**Instructions for the task**
The data below needs to be returned exactly, line for line.

**Provided material**
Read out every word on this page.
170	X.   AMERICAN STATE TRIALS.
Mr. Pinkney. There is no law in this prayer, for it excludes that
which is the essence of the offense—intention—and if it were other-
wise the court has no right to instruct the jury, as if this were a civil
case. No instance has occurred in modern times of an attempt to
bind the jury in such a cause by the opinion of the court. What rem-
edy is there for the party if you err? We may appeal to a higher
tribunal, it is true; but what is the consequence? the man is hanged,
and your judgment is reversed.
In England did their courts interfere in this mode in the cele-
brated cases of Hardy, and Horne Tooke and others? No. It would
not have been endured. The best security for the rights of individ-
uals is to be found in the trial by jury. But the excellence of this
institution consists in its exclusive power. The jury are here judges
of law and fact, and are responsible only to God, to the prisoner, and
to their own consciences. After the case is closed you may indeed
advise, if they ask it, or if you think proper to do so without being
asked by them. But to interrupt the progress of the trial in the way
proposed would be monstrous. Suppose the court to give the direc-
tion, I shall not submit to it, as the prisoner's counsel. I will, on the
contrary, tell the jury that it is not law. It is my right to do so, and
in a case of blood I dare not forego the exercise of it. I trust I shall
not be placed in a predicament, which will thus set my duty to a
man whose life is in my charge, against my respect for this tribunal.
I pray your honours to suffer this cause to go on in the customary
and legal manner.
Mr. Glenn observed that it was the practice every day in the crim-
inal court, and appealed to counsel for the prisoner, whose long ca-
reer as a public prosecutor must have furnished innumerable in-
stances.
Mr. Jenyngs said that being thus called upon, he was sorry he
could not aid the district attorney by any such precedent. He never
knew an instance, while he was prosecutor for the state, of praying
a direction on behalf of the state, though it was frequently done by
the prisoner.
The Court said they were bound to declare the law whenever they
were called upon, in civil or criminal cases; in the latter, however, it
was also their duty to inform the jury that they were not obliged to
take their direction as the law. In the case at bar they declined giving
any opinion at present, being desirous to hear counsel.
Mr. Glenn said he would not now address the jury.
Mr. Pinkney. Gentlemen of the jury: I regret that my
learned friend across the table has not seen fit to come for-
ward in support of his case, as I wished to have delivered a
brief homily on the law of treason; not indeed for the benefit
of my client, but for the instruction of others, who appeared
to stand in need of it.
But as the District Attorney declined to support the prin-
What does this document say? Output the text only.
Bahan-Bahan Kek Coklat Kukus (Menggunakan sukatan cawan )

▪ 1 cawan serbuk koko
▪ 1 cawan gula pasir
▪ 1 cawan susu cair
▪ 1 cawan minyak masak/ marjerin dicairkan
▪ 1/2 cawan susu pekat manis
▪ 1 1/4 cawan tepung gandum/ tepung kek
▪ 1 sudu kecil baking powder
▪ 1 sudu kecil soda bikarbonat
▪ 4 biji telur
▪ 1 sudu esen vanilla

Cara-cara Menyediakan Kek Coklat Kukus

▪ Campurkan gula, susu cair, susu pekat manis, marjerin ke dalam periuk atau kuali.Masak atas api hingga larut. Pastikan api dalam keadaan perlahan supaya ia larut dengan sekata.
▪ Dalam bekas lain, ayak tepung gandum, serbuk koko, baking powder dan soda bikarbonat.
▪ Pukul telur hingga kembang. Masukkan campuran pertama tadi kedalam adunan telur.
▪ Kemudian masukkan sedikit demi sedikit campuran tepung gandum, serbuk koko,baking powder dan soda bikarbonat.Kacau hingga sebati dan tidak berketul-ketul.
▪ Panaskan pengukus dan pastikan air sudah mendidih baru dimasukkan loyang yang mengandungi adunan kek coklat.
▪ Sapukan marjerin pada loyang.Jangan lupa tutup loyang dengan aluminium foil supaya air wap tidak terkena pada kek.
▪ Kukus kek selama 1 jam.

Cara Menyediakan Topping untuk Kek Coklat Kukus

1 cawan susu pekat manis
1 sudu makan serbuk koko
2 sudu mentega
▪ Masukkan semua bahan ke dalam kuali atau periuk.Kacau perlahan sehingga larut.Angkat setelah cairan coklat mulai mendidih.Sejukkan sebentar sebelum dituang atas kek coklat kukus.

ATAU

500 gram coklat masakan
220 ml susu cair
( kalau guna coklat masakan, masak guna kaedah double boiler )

**Response to this task**
Read out every word on this page.
170	X.   AMERICAN STATE TRIALS.
Mr. Pinkney. There is no law in this prayer, for it excludes that
which is the essence of the offense—intention—and if it were other-
wise the court has no right to instruct the jury, as if this were a civil
case. No instance has occurred in modern times of an attempt to
bind the jury in such a cause by the opinion of the court. What rem-
edy is there for the party if you err? We may appeal to a higher
tribunal, it is true; but what is the consequence? the man is hanged,
and your judgment is reversed.
In England did their courts interfere in this mode in the cele-
brated cases of Hardy, and Horne Tooke and others? No. It would
not have been endured. The best security for the rights of individ-
uals is to be found in the trial by jury. But the excellence of this
institution consists in its exclusive power. The jury are here judges
of law and fact, and are responsible only to God, to the prisoner, and
to their own consciences. After the case is closed you may indeed
advise, if they ask it, or if you think proper to do so without being
asked by them. But to interrupt the progress of the trial in the way
proposed would be monstrous. Suppose the court to give the direc-
tion, I shall not submit to it, as the prisoner's counsel. I will, on the
contrary, tell the jury that it is not law. It is my right to do so, and
in a case of blood I dare not forego the exercise of it. I trust I shall
not be placed in a predicament, which will thus set my duty to a
man whose life is in my charge, against my respect for this tribunal.
I pray your honours to suffer this cause to go on in the customary
and legal manner.
Mr. Glenn observed that it was the practice every day in the crim-
inal court, and appealed to counsel for the prisoner, whose long ca-
reer as a public prosecutor must have furnished innumerable in-
stances.
Mr. Jenyngs said that being thus called upon, he was sorry he
could not aid the district attorney by any such precedent. He never
knew an instance, while he was prosecutor for the state, of praying
a direction on behalf of the state, though it was frequently done by
the prisoner.
The Court said they were bound to declare the law whenever they
were called upon, in civil or criminal cases; in the latter, however, it
was also their duty to inform the jury that they were not obliged to
take their direction as the law. In the case at bar they declined giving
any opinion at present, being desirous to hear counsel.
Mr. Glenn said he would not now address the jury.
Mr. Pinkney. Gentlemen of the jury: I regret that my
learned friend across the table has not seen fit to come for-
ward in support of his case, as I wished to have delivered a
brief homily on the law of treason; not indeed for the benefit
of my client, but for the instruction of others, who appeared
to stand in need of it.
But as the District Attorney declined to support the prin-
What does this document say? Output the text only.
Bahan-Bahan Kek Coklat Kukus (Menggunakan sukatan cawan )

▪ 1 cawan serbuk koko
▪ 1 cawan gula pasir
▪ 1 cawan susu cair
▪ 1 cawan minyak masak/ marjerin dicairkan
▪ 1/2 cawan susu pekat manis
▪ 1 1/4 cawan tepung gandum/ tepung kek
▪ 1 sudu kecil baking powder
▪ 1 sudu kecil soda bikarbonat
▪ 4 biji telur
▪ 1 sudu esen vanilla

Cara-cara Menyediakan Kek Coklat Kukus

▪ Campurkan gula, susu cair, susu pekat manis, marjerin ke dalam periuk atau kuali.Masak atas api hingga larut. Pastikan api dalam keadaan perlahan supaya ia larut dengan sekata.
▪ Dalam bekas lain, ayak tepung gandum, serbuk koko, baking powder dan soda bikarbonat.
▪ Pukul telur hingga kembang. Masukkan campuran pertama tadi kedalam adunan telur.
▪ Kemudian masukkan sedikit demi sedikit campuran tepung gandum, serbuk koko,baking powder dan soda bikarbonat.Kacau hingga sebati dan tidak berketul-ketul.
▪ Panaskan pengukus dan pastikan air sudah mendidih baru dimasukkan loyang yang mengandungi adunan kek coklat.
▪ Sapukan marjerin pada loyang.Jangan lupa tutup loyang dengan aluminium foil supaya air wap tidak terkena pada kek.
▪ Kukus kek selama 1 jam.

Cara Menyediakan Topping untuk Kek Coklat Kukus

1 cawan susu pekat manis
1 sudu makan serbuk koko
2 sudu mentega
▪ Masukkan semua bahan ke dalam kuali atau periuk.Kacau perlahan sehingga larut.Angkat setelah cairan coklat mulai mendidih.Sejukkan sebentar sebelum dituang atas kek coklat kukus.

ATAU

500 gram coklat masakan
220 ml susu cair
( kalau guna coklat masakan, masak guna kaedah double boiler )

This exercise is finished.